WHAT IS BEING ASKED ::
Count every line in the entries that contains "this". Report that count alone.

ENTRIES PROVIDED ::
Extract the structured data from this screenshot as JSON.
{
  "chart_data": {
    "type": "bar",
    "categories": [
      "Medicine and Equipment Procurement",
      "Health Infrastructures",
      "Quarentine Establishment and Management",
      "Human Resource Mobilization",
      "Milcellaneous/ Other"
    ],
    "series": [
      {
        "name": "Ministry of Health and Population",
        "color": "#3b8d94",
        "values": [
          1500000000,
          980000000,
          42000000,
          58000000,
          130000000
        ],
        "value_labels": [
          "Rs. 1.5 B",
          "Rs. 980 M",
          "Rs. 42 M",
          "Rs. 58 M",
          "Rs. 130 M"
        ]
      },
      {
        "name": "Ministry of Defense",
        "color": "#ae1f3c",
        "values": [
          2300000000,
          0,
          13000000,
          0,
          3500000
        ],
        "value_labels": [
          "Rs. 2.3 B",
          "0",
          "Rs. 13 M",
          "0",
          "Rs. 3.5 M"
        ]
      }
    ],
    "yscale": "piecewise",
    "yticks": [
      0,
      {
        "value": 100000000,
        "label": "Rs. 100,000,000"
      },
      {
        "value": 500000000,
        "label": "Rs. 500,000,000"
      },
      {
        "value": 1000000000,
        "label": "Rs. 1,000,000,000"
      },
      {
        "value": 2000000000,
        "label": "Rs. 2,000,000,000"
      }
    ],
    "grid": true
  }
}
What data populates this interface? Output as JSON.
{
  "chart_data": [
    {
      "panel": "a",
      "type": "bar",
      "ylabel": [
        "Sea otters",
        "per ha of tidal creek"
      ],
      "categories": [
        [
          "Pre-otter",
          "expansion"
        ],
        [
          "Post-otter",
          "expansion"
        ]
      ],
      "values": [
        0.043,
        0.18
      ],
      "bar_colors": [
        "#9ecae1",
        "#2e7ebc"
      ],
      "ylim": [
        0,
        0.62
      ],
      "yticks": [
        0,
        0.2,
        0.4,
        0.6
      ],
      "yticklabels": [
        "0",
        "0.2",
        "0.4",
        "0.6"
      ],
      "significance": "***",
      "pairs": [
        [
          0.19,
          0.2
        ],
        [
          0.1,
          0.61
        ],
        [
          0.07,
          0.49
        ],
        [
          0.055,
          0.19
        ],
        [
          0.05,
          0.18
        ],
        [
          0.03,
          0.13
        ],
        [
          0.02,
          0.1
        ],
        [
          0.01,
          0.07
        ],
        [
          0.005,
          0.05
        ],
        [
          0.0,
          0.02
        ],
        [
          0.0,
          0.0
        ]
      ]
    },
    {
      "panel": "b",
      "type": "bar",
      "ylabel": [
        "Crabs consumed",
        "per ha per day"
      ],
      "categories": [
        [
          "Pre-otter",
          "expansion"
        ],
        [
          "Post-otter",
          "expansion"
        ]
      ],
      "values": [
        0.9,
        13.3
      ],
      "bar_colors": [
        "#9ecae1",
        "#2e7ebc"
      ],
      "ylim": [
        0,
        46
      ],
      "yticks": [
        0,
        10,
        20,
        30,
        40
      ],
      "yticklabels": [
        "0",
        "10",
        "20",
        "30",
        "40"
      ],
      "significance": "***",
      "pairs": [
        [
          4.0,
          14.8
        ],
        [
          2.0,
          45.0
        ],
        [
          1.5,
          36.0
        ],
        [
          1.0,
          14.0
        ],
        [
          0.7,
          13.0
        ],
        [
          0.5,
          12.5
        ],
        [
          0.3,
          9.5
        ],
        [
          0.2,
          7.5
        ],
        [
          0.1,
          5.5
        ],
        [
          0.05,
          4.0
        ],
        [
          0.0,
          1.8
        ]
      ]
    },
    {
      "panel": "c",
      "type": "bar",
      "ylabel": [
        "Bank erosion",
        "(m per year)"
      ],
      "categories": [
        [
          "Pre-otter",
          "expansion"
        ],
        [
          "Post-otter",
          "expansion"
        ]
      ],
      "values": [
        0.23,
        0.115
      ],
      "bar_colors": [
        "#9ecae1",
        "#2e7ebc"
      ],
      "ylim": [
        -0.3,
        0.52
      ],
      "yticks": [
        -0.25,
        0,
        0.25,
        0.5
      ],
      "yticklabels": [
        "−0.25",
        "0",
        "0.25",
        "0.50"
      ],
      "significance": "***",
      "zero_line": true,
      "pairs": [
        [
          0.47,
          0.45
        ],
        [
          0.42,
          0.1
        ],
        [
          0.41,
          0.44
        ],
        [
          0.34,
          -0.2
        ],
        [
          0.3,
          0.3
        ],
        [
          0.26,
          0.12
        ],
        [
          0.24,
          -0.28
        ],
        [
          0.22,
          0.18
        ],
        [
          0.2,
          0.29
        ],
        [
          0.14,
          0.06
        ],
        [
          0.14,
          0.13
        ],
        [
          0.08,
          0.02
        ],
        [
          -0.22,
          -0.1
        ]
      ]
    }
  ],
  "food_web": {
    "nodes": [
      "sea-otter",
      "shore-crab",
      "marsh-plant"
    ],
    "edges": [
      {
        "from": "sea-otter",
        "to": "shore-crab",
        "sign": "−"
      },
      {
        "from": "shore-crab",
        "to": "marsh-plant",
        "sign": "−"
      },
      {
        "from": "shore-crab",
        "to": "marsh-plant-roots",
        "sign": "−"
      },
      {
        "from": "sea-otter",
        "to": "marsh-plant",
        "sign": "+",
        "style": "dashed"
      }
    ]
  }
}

IN RESPONSE ::
2